Текст книги "Время других. Книга про поэтов"
Автор книги: Евгений Бунимович
Жанр: Биографии и Мемуары, Публицистика
сообщить о неприемлемом содержимом
Текущая страница: 2 (всего у книги 13 страниц) [доступный отрывок для чтения: 3 страниц]
Парщиков. Извне
Описать бы все сущее логично, строго и непротиворечиво.
Чтобы все следовало из базовых постулатов, чтоб система была полна и совершенна.
Однако некто Гёдель, венский математик, закончивший дни свои в американском сумасшедшем доме, доказал, что всякая достаточно сложная система аксиом либо внутренне противоречива, либо неполна.
Из теорем Гёделя о неполноте возникает неизбежность иного взгляда. Взгляда извне. Извне привычно заданных связей и закономерностей.
Именно существованием этого взгляда извне человек и отличается от самого навороченного суперкомпьютера. От самого что ни на есть искусственного интеллекта.
Компьютерные возможности много превышают человеческие. Но только внутри заданной ему логической схемы. Которая – не забудем – или неполна, или противоречива.
Но разве поиски человеком иного, более общего, внешнего языка описания не есть одновременно проникновение в замысел Божий?
В конце концов, чья это привилегия и/или тяжкая доля – смотреть и видеть иначе, извне?
Об этом мы говорили с Лёшей Парщиковым на одной из последних наших встреч, гуляя по Бульварному кольцу.
А еще о фрактальной геометрии Мандельброта, которая мало того что как-то нездешне красива, но еще и при задании двух-трех простых параметров способна воспроизводить сложнейшие природные объекты и явления – горы, реки, деревья, молнии, облака…
А может и не воспроизводить – создавать? И вот она, технология Создателя?

● ● ●

**ПИСЬМЕННОЕ ЗАДАНИЕ 1:** Выведи без изменений отрывок эссе о Парщикове от слов "Из теорем Гёделя" до слов "видеть иначе, извне?".

● ● ●

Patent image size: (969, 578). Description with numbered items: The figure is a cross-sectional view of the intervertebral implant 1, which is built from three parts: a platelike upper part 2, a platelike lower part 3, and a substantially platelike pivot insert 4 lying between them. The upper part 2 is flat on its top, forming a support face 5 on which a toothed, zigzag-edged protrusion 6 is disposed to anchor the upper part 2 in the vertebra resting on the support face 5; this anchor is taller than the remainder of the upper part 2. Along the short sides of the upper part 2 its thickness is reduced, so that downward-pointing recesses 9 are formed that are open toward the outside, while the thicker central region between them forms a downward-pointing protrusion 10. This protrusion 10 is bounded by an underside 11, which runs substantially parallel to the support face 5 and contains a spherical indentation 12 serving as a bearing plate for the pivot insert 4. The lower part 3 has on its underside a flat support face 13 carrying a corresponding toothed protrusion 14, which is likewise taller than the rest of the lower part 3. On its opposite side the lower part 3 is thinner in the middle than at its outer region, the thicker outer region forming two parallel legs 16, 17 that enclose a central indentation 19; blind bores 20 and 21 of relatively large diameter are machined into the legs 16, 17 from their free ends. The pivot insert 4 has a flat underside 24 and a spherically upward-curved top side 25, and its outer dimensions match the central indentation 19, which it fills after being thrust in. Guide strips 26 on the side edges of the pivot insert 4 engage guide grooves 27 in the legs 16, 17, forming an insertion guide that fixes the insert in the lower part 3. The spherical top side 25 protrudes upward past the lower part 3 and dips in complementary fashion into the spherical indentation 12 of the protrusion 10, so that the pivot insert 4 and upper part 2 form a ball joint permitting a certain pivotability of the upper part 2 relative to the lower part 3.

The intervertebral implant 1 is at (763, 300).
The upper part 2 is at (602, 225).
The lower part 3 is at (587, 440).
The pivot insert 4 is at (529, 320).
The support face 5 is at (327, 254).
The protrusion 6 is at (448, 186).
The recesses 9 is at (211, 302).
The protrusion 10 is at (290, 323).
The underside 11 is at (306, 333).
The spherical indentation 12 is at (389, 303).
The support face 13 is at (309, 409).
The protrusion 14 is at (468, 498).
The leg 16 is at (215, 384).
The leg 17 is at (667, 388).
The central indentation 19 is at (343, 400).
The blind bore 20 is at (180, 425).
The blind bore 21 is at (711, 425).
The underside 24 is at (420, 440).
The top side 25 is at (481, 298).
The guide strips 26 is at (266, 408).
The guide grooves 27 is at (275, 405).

● ● ●

**ПИСЬМЕННОЕ ЗАДАНИЕ 2:** Представь в виде нумерованного списка строки листинга с самого начала по строку с "The intervertebral implant 1 is" включительно, пропустив пустые строки.

**ОТВЕТ НА ЗАДАНИЕ 1:**
Из теорем Гёделя о неполноте возникает неизбежность иного взгляда. Взгляда извне. Извне привычно заданных связей и закономерностей.
Именно существованием этого взгляда извне человек и отличается от самого навороченного суперкомпьютера. От самого что ни на есть искусственного интеллекта.
Компьютерные возможности много превышают человеческие. Но только внутри заданной ему логической схемы. Которая – не забудем – или неполна, или противоречива.
Но разве поиски человеком иного, более общего, внешнего языка описания не есть одновременно проникновение в замысел Божий?
В конце концов, чья это привилегия и/или тяжкая доля – смотреть и видеть иначе, извне?

**ОТВЕТ НА ЗАДАНИЕ 2:**
1. Patent image size: (969, 578). Description with numbered items: The figure is a cross-sectional view of the intervertebral implant 1, which is built from three parts: a platelike upper part 2, a platelike lower part 3, and a substantially platelike pivot insert 4 lying between them. The upper part 2 is flat on its top, forming a support face 5 on which a toothed, zigzag-edged protrusion 6 is disposed to anchor the upper part 2 in the vertebra resting on the support face 5; this anchor is taller than the remainder of the upper part 2. Along the short sides of the upper part 2 its thickness is reduced, so that downward-pointing recesses 9 are formed that are open toward the outside, while the thicker central region between them forms a downward-pointing protrusion 10. This protrusion 10 is bounded by an underside 11, which runs substantially parallel to the support face 5 and contains a spherical indentation 12 serving as a bearing plate for the pivot insert 4. The lower part 3 has on its underside a flat support face 13 carrying a corresponding toothed protrusion 14, which is likewise taller than the rest of the lower part 3. On its opposite side the lower part 3 is thinner in the middle than at its outer region, the thicker outer region forming two parallel legs 16, 17 that enclose a central indentation 19; blind bores 20 and 21 of relatively large diameter are machined into the legs 16, 17 from their free ends. The pivot insert 4 has a flat underside 24 and a spherically upward-curved top side 25, and its outer dimensions match the central indentation 19, which it fills after being thrust in. Guide strips 26 on the side edges of the pivot insert 4 engage guide grooves 27 in the legs 16, 17, forming an insertion guide that fixes the insert in the lower part 3. The spherical top side 25 protrudes upward past the lower part 3 and dips in complementary fashion into the spherical indentation 12 of the protrusion 10, so that the pivot insert 4 and upper part 2 form a ball joint permitting a certain pivotability of the upper part 2 relative to the lower part 3.
2. The intervertebral implant 1 is at (763, 300).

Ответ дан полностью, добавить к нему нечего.